SHORT PROBLEM: Reproduce the text-preprocessing notebook from "text = re.sub(r'[^a-z\s]', '', text)" to "punkt_tab is already up-to-date!".

EXCERPTED TEXT:
In [12]:
# sample dataset

texts = [
    "I loved the movie!",
    "The movie was terrible"
]

labels = ["positive", 'negative']

Cleaning + Lemmatization

In [13]:
import re
from nltk.corpus import stopwords
from nltk.stem import WordNetLemmatizer
from nltk.tokenize import word_tokenize
import nltk
nltk.download('punkt_tab')

nltk.download('stopwords')
nltk.download('wordnet')

stop_words = set(stopwords.words('english'))
lemmatizer = WordNetLemmatizer()

def clean_text(text):
  text = text.lower()
  text = re.sub(r'[^a-z\s]', '', text)
  tokens = word_tokenize(text)
  tokens = [lemmatizer.lemmatize(w) for w in tokens if w not in stop_words]
  return " ".join(tokens)

cleaned_texts = [clean_text(t) for t in texts]
print(cleaned_texts)

['loved movie', 'movie terrible']


[nltk_data] Downloading package punkt_tab to /root/nltk_data...
[nltk_data]   Package punkt_tab is already up-to-date!
[nltk_data] Downloading package stopwords to /root/nltk_data...
[nltk_data]   Package stopwords is already up-to-date!
[nltk_data] Downloading package wordnet to /root/nltk_data...
[nltk_data]   Package wordnet is already up-to-date!


Label Encoding

In [14]:
from sklearn.preprocessing import LabelEncoder

le = LabelEncoder()
encoded_labels = le.fit_transform(labels)
print(encoded_labels)

[1 0]


TF-IDF Representation

In [15]:
import numpy as np
from sklearn.feature_extraction.text import TfidfVectorizer

In [16]:
tfidf = TfidfVectorizer()
x = tfidf.fit_transform(cleaned_texts)

print(tfidf.get_feature_names_out())
print(x.toarray())

['loved' 'movie' 'terrible']
[[0.81480247 0.57973867 0.        ]
 [0.         0.57973867 0.81480247]]


Save Outputs

In [17]:
import pandas as pd

df = pd.DataFrame(x.toarray(), columns = tfidf.get_feature_names_out())
df["label"] = encoded_labels

df.to_csv("processed_text_data.csv", index = False)

EXTRACTED RECORDS:
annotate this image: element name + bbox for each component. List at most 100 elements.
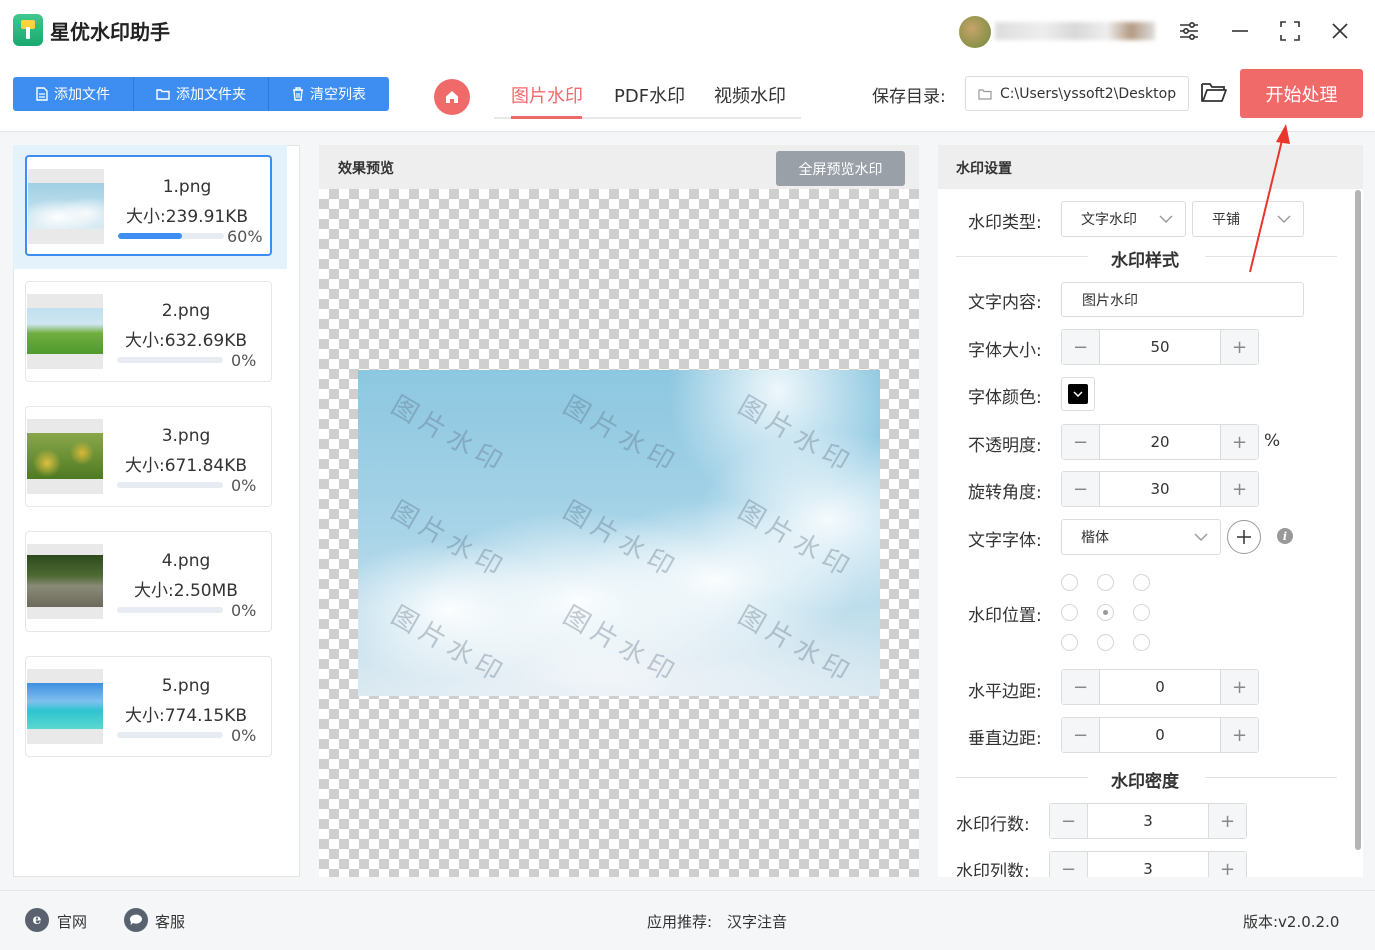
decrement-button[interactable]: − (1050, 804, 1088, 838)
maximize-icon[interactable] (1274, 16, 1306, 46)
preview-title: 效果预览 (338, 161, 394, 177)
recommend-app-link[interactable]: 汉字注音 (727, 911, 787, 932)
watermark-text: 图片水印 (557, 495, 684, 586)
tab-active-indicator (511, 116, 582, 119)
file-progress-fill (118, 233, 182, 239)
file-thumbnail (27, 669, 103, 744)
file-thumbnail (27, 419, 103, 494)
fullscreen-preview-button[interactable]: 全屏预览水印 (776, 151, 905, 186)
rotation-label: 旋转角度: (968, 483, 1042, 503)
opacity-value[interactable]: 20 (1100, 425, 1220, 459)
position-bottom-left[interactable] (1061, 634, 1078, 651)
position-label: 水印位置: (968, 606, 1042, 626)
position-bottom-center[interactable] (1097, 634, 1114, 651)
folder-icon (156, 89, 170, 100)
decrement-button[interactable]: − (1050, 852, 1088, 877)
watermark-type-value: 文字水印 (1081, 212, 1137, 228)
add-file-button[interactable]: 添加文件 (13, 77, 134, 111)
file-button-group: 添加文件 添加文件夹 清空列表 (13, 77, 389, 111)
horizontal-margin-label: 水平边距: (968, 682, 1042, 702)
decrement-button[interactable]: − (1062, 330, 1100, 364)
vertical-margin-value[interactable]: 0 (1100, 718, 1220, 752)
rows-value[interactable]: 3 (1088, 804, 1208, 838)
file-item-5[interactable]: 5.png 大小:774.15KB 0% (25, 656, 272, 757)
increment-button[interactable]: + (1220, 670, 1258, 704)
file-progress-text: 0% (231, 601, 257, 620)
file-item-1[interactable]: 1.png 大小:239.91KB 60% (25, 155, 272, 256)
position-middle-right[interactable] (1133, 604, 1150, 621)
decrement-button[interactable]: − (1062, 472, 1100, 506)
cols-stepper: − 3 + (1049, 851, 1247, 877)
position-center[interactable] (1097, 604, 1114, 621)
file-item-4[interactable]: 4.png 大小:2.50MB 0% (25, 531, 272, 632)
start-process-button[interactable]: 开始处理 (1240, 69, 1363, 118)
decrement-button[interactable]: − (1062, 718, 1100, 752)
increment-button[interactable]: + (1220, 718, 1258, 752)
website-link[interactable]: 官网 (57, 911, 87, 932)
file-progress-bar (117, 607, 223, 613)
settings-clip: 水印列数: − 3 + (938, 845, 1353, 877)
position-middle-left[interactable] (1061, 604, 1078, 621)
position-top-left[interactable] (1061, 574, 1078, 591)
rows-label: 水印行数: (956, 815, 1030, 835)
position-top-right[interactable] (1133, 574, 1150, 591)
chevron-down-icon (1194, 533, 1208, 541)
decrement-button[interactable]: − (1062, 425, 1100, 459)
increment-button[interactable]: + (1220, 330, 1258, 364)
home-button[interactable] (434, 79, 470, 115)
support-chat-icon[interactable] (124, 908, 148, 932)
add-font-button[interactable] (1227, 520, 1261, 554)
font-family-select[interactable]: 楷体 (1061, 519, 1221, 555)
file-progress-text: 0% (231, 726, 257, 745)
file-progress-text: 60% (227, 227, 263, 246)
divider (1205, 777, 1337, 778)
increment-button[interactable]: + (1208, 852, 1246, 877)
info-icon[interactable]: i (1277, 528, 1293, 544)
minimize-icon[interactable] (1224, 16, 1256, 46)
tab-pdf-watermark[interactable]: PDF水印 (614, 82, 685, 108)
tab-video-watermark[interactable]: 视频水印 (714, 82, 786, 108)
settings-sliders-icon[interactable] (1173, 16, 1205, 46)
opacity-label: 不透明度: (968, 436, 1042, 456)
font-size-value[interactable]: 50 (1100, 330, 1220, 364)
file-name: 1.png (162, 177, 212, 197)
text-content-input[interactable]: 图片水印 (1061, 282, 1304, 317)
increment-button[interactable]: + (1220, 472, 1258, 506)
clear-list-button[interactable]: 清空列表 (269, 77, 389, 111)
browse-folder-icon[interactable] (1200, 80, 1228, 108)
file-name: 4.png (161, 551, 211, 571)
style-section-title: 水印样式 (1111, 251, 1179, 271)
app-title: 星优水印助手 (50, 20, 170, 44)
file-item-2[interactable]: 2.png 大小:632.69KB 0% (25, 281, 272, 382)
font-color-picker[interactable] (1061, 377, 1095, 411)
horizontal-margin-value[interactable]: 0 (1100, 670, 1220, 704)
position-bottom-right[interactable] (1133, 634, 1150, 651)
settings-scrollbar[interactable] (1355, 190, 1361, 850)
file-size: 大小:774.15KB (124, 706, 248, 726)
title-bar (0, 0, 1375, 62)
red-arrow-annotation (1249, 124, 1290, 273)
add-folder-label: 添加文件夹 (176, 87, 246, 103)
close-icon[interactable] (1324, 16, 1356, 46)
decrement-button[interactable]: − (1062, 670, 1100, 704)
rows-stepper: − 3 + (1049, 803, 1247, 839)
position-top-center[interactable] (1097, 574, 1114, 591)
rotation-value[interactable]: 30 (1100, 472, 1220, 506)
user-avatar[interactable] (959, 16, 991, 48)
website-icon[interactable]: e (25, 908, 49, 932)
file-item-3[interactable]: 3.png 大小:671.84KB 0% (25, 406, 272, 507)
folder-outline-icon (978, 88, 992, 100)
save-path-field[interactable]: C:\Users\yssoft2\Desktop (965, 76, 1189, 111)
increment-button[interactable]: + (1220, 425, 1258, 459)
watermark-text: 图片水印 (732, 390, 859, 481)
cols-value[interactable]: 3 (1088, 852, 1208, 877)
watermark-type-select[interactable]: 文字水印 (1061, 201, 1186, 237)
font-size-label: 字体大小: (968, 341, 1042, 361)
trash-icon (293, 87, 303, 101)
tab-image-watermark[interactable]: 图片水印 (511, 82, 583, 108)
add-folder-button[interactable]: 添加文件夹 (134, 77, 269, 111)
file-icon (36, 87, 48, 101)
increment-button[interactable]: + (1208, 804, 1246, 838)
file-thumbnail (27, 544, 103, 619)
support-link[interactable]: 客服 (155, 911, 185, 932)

EXERCISE RESULT:
text = re.sub(r'[^a-z\s]', '', text)
  tokens = word_tokenize(text)
  tokens = [lemmatizer.lemmatize(w) for w in tokens if w not in stop_words]
  return " ".join(tokens)

cleaned_texts = [clean_text(t) for t in texts]
print(cleaned_texts)

['loved movie', 'movie terrible']


[nltk_data] Downloading package punkt_tab to /root/nltk_data...
[nltk_data]   Package punkt_tab is already up-to-date!